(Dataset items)

>> BEGIN

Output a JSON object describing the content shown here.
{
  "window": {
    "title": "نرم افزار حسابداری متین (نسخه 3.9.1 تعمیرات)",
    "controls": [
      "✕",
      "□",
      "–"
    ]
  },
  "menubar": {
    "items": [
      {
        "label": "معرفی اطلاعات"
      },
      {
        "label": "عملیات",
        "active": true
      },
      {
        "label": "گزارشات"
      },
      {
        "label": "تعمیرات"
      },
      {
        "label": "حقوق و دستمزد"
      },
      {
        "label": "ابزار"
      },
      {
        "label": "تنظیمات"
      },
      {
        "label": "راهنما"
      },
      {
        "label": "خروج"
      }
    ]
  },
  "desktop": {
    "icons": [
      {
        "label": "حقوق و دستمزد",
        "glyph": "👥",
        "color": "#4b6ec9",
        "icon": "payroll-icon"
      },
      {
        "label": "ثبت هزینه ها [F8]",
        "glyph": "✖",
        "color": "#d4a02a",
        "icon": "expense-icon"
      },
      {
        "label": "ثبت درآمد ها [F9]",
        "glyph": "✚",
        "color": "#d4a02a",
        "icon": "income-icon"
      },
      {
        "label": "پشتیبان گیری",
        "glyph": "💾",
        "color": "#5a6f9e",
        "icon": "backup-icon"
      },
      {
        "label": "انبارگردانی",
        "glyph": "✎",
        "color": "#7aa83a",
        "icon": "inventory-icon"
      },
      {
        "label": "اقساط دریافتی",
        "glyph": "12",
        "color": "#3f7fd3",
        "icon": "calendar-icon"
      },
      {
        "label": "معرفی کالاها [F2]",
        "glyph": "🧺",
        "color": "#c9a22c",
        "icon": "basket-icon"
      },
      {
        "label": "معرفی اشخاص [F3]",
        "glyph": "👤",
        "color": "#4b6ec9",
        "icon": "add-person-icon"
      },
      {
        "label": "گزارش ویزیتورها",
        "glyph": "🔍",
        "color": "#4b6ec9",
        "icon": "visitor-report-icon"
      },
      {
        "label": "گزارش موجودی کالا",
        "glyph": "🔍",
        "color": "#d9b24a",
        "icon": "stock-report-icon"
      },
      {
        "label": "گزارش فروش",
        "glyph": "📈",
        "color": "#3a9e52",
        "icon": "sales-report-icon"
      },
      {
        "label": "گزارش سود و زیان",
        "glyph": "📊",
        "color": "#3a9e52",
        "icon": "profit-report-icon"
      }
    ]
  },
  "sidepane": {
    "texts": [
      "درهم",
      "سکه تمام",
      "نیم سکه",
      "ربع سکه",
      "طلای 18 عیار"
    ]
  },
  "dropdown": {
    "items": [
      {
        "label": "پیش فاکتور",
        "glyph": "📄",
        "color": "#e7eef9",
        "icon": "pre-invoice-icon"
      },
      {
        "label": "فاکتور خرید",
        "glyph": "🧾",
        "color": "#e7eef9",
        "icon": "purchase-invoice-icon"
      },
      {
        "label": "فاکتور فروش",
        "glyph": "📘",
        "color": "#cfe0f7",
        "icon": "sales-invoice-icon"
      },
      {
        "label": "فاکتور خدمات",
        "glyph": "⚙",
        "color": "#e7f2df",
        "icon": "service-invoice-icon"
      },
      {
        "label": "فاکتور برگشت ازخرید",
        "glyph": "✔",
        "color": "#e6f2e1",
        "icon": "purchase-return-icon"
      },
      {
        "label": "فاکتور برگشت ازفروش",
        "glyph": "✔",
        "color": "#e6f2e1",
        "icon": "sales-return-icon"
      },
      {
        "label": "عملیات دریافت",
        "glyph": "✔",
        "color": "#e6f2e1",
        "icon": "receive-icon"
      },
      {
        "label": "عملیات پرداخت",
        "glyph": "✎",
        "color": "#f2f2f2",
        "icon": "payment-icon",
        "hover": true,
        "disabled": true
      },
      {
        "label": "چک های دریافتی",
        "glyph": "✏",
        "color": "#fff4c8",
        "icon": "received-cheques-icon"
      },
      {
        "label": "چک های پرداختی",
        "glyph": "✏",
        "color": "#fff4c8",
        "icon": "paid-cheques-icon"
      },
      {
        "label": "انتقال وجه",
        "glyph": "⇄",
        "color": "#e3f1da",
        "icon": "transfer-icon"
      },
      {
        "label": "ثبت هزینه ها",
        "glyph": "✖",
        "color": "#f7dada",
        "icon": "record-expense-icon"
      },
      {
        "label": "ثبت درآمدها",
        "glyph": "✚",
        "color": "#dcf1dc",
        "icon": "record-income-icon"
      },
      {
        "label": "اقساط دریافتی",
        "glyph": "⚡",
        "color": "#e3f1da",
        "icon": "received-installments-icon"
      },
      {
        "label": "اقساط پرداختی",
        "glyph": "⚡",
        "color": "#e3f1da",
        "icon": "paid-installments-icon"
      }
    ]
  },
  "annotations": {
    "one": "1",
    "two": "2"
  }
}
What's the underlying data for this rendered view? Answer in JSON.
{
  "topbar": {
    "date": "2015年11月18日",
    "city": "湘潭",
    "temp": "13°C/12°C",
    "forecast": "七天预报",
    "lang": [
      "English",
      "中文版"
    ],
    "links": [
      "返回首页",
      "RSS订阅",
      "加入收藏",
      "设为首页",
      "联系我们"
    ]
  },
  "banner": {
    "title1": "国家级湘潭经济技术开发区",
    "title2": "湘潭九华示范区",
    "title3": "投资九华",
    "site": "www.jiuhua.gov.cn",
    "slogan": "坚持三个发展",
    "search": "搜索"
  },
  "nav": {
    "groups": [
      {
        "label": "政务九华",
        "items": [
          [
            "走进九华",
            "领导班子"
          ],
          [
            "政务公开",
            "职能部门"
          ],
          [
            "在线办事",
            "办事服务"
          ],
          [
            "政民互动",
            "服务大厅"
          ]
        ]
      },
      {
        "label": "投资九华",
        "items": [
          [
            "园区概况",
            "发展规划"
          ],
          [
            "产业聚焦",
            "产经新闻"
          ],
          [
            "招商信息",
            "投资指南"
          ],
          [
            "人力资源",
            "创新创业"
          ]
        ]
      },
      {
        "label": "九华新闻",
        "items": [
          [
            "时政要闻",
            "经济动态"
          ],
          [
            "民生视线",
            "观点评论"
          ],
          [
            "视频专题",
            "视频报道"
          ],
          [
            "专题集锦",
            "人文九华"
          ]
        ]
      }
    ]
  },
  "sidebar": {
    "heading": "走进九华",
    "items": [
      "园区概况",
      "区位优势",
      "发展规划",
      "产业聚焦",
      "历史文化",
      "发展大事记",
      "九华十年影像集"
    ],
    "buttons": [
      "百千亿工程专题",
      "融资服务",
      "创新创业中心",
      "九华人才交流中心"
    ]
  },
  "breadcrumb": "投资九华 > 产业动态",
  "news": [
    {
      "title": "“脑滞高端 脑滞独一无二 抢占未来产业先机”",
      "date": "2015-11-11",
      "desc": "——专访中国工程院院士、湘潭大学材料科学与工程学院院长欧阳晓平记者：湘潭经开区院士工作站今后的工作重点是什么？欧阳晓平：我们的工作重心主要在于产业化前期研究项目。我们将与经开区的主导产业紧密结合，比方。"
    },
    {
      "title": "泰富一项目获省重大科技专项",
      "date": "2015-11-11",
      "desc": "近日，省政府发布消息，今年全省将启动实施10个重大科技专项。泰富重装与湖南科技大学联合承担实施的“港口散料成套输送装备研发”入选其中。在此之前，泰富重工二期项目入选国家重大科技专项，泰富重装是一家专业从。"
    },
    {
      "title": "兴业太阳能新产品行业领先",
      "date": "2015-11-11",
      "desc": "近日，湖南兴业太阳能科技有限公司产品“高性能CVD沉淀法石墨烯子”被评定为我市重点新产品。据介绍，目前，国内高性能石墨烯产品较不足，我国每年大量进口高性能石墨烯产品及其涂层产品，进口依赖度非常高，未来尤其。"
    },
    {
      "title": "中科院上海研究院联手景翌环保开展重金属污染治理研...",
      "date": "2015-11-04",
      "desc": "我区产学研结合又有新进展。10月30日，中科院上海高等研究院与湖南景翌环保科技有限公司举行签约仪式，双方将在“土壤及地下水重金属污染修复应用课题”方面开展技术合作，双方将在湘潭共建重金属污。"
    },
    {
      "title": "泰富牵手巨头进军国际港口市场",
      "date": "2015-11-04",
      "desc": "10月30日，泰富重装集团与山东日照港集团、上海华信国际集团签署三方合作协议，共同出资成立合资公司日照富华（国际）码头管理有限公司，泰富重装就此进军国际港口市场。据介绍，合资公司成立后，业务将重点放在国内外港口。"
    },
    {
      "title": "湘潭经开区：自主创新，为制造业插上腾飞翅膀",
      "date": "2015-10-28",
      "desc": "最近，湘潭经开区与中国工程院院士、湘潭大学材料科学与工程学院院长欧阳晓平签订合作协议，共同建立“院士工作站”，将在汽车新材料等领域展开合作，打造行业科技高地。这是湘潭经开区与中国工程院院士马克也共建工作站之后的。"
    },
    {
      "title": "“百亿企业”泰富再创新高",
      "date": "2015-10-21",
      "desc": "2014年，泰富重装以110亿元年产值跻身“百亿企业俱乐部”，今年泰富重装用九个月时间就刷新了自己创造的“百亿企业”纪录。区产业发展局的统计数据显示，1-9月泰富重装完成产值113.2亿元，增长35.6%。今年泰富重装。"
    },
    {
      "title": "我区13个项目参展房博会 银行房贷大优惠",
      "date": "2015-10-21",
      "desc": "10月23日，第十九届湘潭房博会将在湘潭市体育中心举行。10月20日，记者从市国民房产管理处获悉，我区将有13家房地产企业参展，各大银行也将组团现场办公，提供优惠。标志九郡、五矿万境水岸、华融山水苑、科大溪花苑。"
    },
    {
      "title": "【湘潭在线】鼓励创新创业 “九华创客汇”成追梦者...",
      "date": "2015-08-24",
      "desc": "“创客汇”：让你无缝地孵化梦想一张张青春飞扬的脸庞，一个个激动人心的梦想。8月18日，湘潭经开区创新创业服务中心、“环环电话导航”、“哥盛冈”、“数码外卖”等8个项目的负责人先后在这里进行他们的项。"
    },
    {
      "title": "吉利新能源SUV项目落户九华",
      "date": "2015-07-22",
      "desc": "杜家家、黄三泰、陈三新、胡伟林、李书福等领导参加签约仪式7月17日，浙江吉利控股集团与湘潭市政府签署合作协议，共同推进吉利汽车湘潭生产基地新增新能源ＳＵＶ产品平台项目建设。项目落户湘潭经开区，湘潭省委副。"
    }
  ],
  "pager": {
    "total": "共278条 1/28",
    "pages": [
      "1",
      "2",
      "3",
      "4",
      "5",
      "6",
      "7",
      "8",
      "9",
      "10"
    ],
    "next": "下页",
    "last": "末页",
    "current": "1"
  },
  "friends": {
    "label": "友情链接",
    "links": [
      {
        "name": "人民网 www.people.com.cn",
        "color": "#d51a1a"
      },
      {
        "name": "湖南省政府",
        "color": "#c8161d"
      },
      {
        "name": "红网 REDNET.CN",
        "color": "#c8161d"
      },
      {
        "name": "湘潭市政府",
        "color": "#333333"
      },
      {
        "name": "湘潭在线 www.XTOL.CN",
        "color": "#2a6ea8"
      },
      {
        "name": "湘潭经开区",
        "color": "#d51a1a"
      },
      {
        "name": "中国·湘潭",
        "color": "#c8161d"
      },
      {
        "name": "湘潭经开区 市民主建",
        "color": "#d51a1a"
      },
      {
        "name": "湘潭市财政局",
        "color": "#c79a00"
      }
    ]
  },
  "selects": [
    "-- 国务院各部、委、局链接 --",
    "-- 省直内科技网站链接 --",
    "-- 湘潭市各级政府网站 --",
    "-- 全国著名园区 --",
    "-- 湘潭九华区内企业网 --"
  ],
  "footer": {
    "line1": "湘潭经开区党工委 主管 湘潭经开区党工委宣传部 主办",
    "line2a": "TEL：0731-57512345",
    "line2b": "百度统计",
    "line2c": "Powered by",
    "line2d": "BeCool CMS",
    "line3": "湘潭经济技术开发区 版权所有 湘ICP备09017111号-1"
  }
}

>> END

= PROBLEM TO WORK ON =
Only a number is wanted: how many lines of the data above contain "百亿企业"?

= EXERCISE SOLUTION =
2